--- INFORMATION PROVIDED ---

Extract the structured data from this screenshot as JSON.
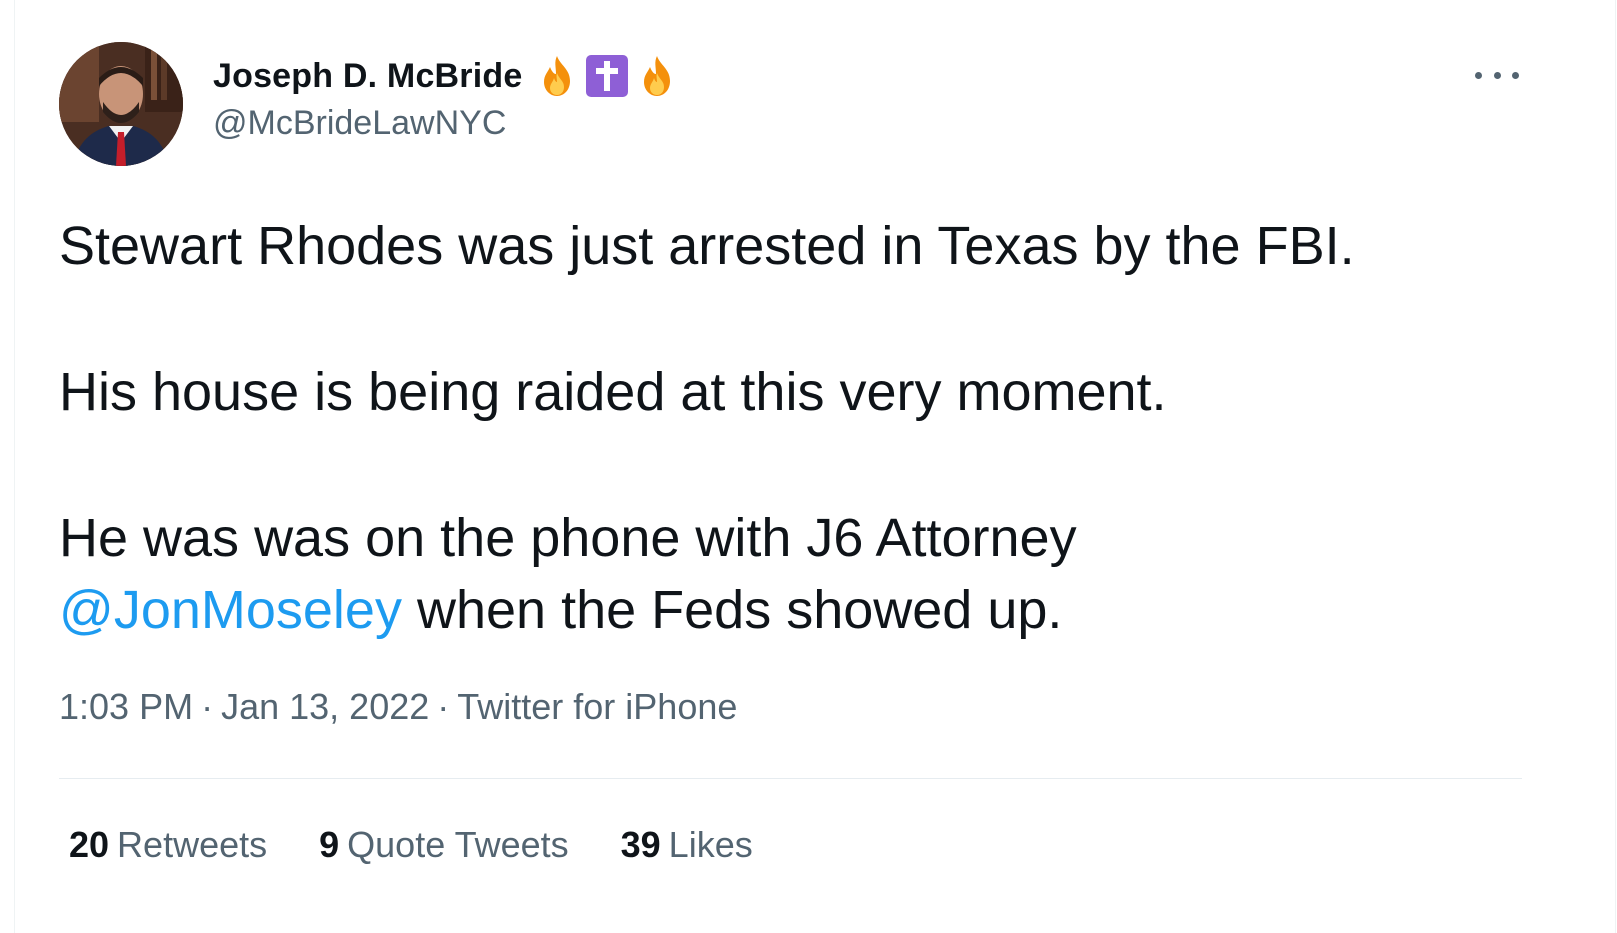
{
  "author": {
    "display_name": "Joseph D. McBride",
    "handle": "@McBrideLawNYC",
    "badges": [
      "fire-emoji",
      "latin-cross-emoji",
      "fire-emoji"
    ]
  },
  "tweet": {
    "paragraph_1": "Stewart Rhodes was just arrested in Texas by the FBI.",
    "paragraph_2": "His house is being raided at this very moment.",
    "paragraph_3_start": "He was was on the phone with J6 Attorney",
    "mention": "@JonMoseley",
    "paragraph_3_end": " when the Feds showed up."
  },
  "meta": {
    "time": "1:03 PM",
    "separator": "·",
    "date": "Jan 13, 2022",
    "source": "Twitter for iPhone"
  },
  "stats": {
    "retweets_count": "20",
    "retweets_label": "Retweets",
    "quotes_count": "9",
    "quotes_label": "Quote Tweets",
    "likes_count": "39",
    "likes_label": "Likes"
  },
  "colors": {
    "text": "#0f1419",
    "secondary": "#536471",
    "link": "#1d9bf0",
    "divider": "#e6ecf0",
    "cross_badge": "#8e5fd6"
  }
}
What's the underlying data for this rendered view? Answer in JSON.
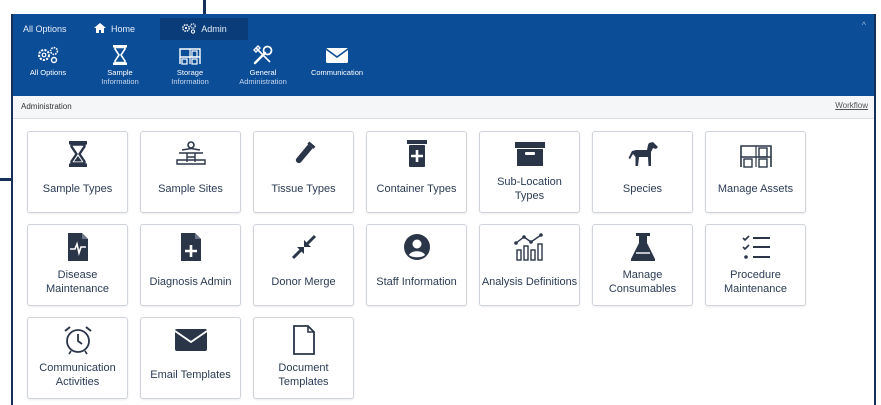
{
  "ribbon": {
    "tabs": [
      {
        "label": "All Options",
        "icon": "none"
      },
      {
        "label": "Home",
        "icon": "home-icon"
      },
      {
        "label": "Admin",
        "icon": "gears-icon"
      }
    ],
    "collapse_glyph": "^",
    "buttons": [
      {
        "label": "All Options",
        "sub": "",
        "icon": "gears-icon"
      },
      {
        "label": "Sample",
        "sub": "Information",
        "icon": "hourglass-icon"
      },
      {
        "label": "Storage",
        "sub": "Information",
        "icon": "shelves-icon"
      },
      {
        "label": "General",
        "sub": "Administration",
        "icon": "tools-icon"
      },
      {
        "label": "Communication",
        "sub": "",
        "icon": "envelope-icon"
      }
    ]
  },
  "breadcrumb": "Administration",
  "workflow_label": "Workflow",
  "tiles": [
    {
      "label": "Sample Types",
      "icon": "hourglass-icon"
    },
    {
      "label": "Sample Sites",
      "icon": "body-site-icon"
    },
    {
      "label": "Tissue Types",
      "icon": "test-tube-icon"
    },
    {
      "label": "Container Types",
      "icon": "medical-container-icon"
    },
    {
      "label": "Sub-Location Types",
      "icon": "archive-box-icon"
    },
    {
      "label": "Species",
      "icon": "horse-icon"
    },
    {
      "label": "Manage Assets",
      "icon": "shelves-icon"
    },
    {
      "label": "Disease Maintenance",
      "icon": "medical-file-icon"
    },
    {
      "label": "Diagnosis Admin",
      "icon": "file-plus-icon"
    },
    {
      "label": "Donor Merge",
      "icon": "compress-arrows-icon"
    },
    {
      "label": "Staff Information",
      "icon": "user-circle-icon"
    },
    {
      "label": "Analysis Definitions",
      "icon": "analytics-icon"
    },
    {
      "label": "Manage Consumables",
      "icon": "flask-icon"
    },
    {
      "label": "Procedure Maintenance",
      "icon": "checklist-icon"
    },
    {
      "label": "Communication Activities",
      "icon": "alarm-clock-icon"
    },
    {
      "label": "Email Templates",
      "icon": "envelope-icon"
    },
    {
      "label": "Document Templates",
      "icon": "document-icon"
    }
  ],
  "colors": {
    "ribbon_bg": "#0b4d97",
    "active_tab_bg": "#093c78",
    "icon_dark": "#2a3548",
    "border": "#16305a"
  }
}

---

__REQUIREMENT__.
Output the entries above exactly. Drop the pictures.

__REPLY TO THE TASK__.
Extract the structured data from this screenshot as JSON.
{
  "author": {
    "display_name": "Joseph D. McBride",
    "handle": "@McBrideLawNYC",
    "badges": [
      "fire-emoji",
      "latin-cross-emoji",
      "fire-emoji"
    ]
  },
  "tweet": {
    "paragraph_1": "Stewart Rhodes was just arrested in Texas by the FBI.",
    "paragraph_2": "His house is being raided at this very moment.",
    "paragraph_3_start": "He was was on the phone with J6 Attorney",
    "mention": "@JonMoseley",
    "paragraph_3_end": " when the Feds showed up."
  },
  "meta": {
    "time": "1:03 PM",
    "separator": "·",
    "date": "Jan 13, 2022",
    "source": "Twitter for iPhone"
  },
  "stats": {
    "retweets_count": "20",
    "retweets_label": "Retweets",
    "quotes_count": "9",
    "quotes_label": "Quote Tweets",
    "likes_count": "39",
    "likes_label": "Likes"
  },
  "colors": {
    "text": "#0f1419",
    "secondary": "#536471",
    "link": "#1d9bf0",
    "divider": "#e6ecf0",
    "cross_badge": "#8e5fd6"
  }
}
What's the underlying data for this rendered view? Answer in JSON.
{
  "ribbon": {
    "tabs": [
      {
        "label": "All Options",
        "icon": "none"
      },
      {
        "label": "Home",
        "icon": "home-icon"
      },
      {
        "label": "Admin",
        "icon": "gears-icon"
      }
    ],
    "collapse_glyph": "^",
    "buttons": [
      {
        "label": "All Options",
        "sub": "",
        "icon": "gears-icon"
      },
      {
        "label": "Sample",
        "sub": "Information",
        "icon": "hourglass-icon"
      },
      {
        "label": "Storage",
        "sub": "Information",
        "icon": "shelves-icon"
      },
      {
        "label": "General",
        "sub": "Administration",
        "icon": "tools-icon"
      },
      {
        "label": "Communication",
        "sub": "",
        "icon": "envelope-icon"
      }
    ]
  },
  "breadcrumb": "Administration",
  "workflow_label": "Workflow",
  "tiles": [
    {
      "label": "Sample Types",
      "icon": "hourglass-icon"
    },
    {
      "label": "Sample Sites",
      "icon": "body-site-icon"
    },
    {
      "label": "Tissue Types",
      "icon": "test-tube-icon"
    },
    {
      "label": "Container Types",
      "icon": "medical-container-icon"
    },
    {
      "label": "Sub-Location Types",
      "icon": "archive-box-icon"
    },
    {
      "label": "Species",
      "icon": "horse-icon"
    },
    {
      "label": "Manage Assets",
      "icon": "shelves-icon"
    },
    {
      "label": "Disease Maintenance",
      "icon": "medical-file-icon"
    },
    {
      "label": "Diagnosis Admin",
      "icon": "file-plus-icon"
    },
    {
      "label": "Donor Merge",
      "icon": "compress-arrows-icon"
    },
    {
      "label": "Staff Information",
      "icon": "user-circle-icon"
    },
    {
      "label": "Analysis Definitions",
      "icon": "analytics-icon"
    },
    {
      "label": "Manage Consumables",
      "icon": "flask-icon"
    },
    {
      "label": "Procedure Maintenance",
      "icon": "checklist-icon"
    },
    {
      "label": "Communication Activities",
      "icon": "alarm-clock-icon"
    },
    {
      "label": "Email Templates",
      "icon": "envelope-icon"
    },
    {
      "label": "Document Templates",
      "icon": "document-icon"
    }
  ],
  "colors": {
    "ribbon_bg": "#0b4d97",
    "active_tab_bg": "#093c78",
    "icon_dark": "#2a3548",
    "border": "#16305a"
  }
}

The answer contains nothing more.